:: RECORDS PROVIDED ::

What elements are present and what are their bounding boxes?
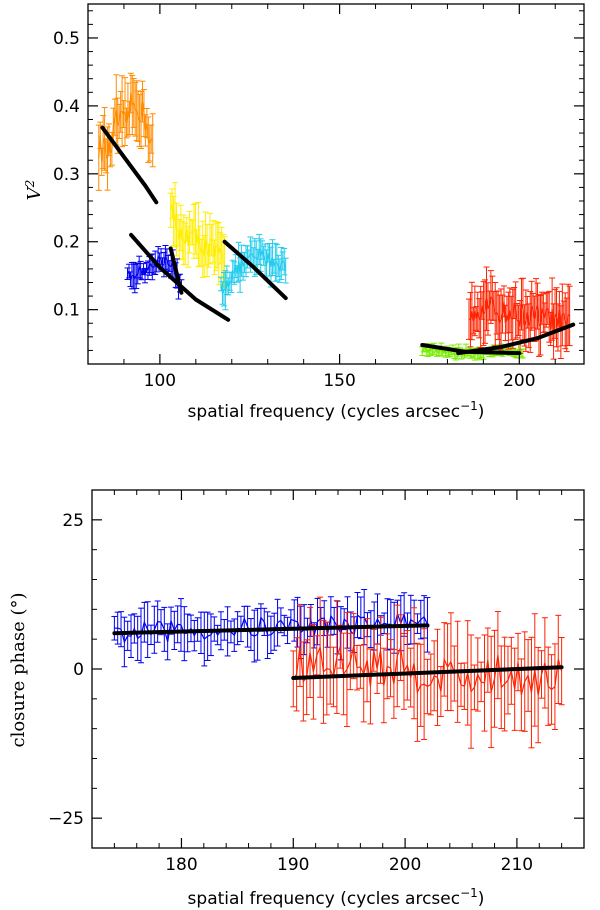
bottom-x-axis-title: spatial frequency (cycles arcsec−1) <box>188 886 485 909</box>
y-tick-label: 0.2 <box>53 233 80 253</box>
bottom-panel: 180 190 200 210 −25 0 25 spatial frequency (cy… <box>8 489 585 909</box>
x-tick-label: 200 <box>389 855 421 875</box>
y-tick-label: 0.1 <box>53 301 80 321</box>
top-x-axis-title: spatial frequency (cycles arcsec−1) <box>188 399 485 422</box>
model-curve <box>222 239 288 301</box>
series-orange <box>95 72 156 191</box>
bottom-axis-ticks: 180 190 200 210 −25 0 25 <box>48 489 585 875</box>
series-cyan <box>217 233 289 311</box>
model-curve <box>456 322 576 356</box>
top-data-layer <box>95 72 576 361</box>
series-line-red <box>468 295 570 333</box>
series-blue <box>124 244 185 300</box>
model-curve <box>291 665 564 680</box>
x-tick-label: 200 <box>503 371 535 391</box>
model-curve <box>100 125 159 205</box>
model-curve <box>112 623 430 636</box>
bottom-data-layer <box>111 588 565 749</box>
x-tick-label: 100 <box>144 371 176 391</box>
x-tick-label: 210 <box>501 855 533 875</box>
top-panel: 100 150 200 0.1 0.2 0.3 0.4 0.5 spatial frequen… <box>23 3 585 422</box>
y-tick-label: −25 <box>48 809 84 829</box>
x-tick-label: 180 <box>165 855 197 875</box>
series-yellow <box>167 182 228 291</box>
series-red <box>465 266 573 360</box>
top-axis-ticks: 100 150 200 0.1 0.2 0.3 0.4 0.5 <box>53 4 584 391</box>
bottom-y-axis-title: closure phase (°) <box>8 593 29 748</box>
y-tick-label: 25 <box>62 511 84 531</box>
x-tick-label: 150 <box>323 371 355 391</box>
y-tick-label: 0.5 <box>53 29 80 49</box>
top-y-axis-title: V2 <box>23 180 45 201</box>
series-red <box>290 596 565 749</box>
x-tick-label: 190 <box>277 855 309 875</box>
y-tick-label: 0 <box>73 660 84 680</box>
y-tick-label: 0.3 <box>53 165 80 185</box>
y-tick-label: 0.4 <box>53 97 80 117</box>
model-curve <box>168 246 184 295</box>
top-plot-frame <box>87 3 585 365</box>
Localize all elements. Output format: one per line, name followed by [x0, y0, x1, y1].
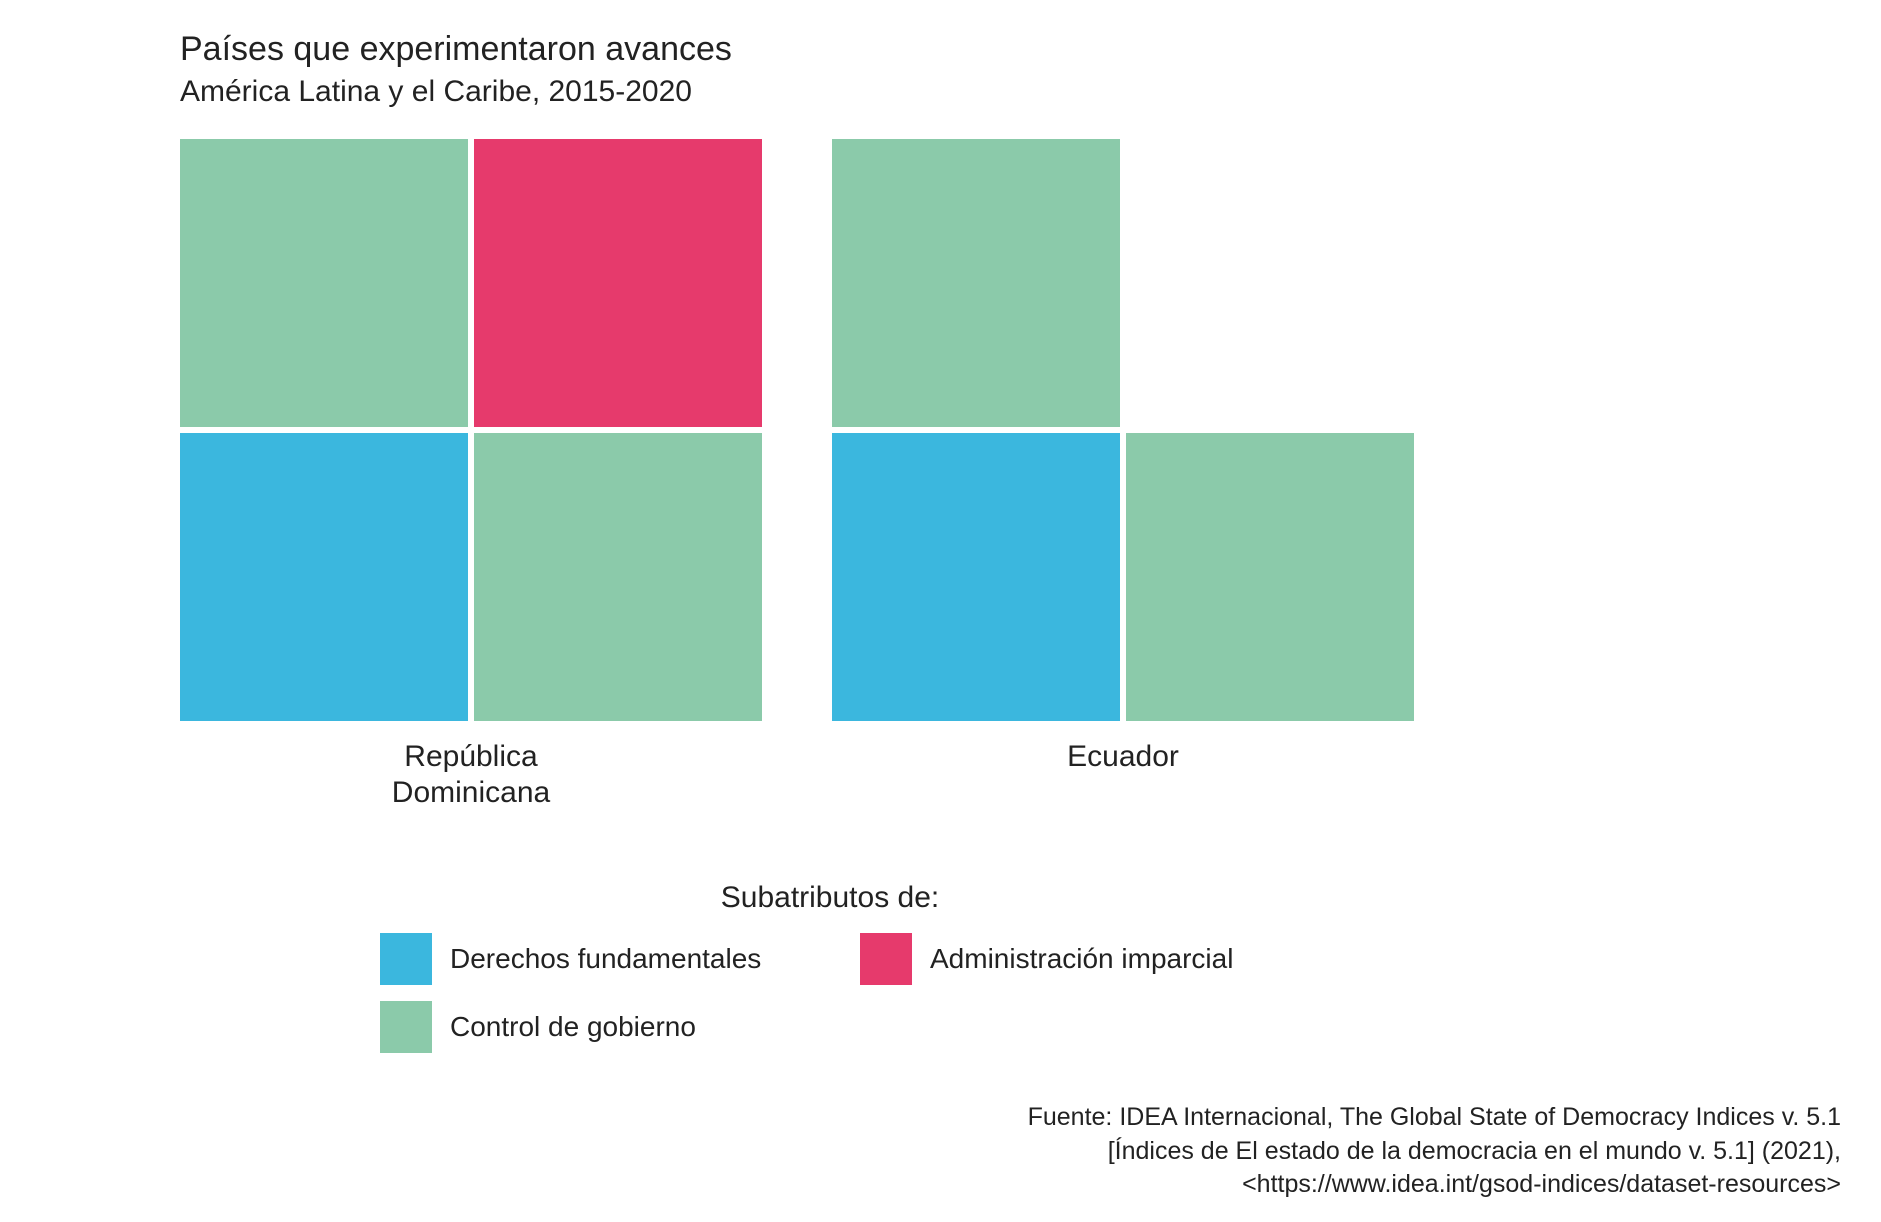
legend-item-control: Control de gobierno — [380, 1001, 800, 1053]
swatch-icon — [380, 1001, 432, 1053]
chart-title: Países que experimentaron avances — [180, 30, 1841, 69]
legend-title: Subatributos de: — [380, 881, 1280, 915]
legend: Subatributos de: Derechos fundamentales … — [380, 881, 1280, 1053]
tile — [474, 139, 762, 427]
tile — [832, 139, 1120, 427]
tile — [180, 139, 468, 427]
tile-grid — [832, 139, 1414, 721]
country-group-dominicana: República Dominicana — [180, 139, 762, 811]
legend-label: Administración imparcial — [930, 943, 1233, 975]
tile — [474, 433, 762, 721]
swatch-icon — [860, 933, 912, 985]
legend-row: Control de gobierno — [380, 1001, 1280, 1053]
chart-subtitle: América Latina y el Caribe, 2015-2020 — [180, 75, 1841, 109]
legend-item-administracion: Administración imparcial — [860, 933, 1280, 985]
country-label: República Dominicana — [392, 739, 550, 811]
country-group-ecuador: Ecuador — [832, 139, 1414, 811]
legend-label: Control de gobierno — [450, 1011, 696, 1043]
legend-rows: Derechos fundamentales Administración im… — [380, 933, 1280, 1053]
source-caption: Fuente: IDEA Internacional, The Global S… — [1028, 1101, 1841, 1202]
legend-item-derechos: Derechos fundamentales — [380, 933, 800, 985]
tile — [180, 433, 468, 721]
tile-grid — [180, 139, 762, 721]
tile — [1126, 433, 1414, 721]
swatch-icon — [380, 933, 432, 985]
figure: Países que experimentaron avances Améric… — [0, 0, 1881, 1222]
charts-row: República Dominicana Ecuador — [180, 139, 1841, 811]
legend-row: Derechos fundamentales Administración im… — [380, 933, 1280, 985]
legend-label: Derechos fundamentales — [450, 943, 761, 975]
country-label: Ecuador — [1067, 739, 1179, 775]
tile — [832, 433, 1120, 721]
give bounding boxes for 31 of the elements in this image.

:: AIM ::
Format the lines above, between the line containing "bottom-x-axis-title: spatial frequency" and the line containing "series-cyan <box>217 233 289 311</box>", inclusive, as a Markdown table with the columns Row and Text. Number the lines in Row, put each line in Text, and leave out blank lines.

:: ANSWER FOR THE TASK ::
| Row | Text |
|---|---|
| 1 | bottom-x-axis-title: spatial frequency (cycles arcsec−1) <box>188 886 485 909</box> |
| 2 | y-tick-label: 0.2 <box>53 233 80 253</box> |
| 3 | bottom-panel: 180 190 200 210 −25 0 25 spatial frequency (cy… <box>8 489 585 909</box> |
| 4 | x-tick-label: 200 <box>389 855 421 875</box> |
| 5 | y-tick-label: 0.1 <box>53 301 80 321</box> |
| 6 | top-x-axis-title: spatial frequency (cycles arcsec−1) <box>188 399 485 422</box> |
| 7 | model-curve <box>222 239 288 301</box> |
| 8 | series-orange <box>95 72 156 191</box> |
| 9 | bottom-axis-ticks: 180 190 200 210 −25 0 25 <box>48 489 585 875</box> |
| 10 | series-cyan <box>217 233 289 311</box> |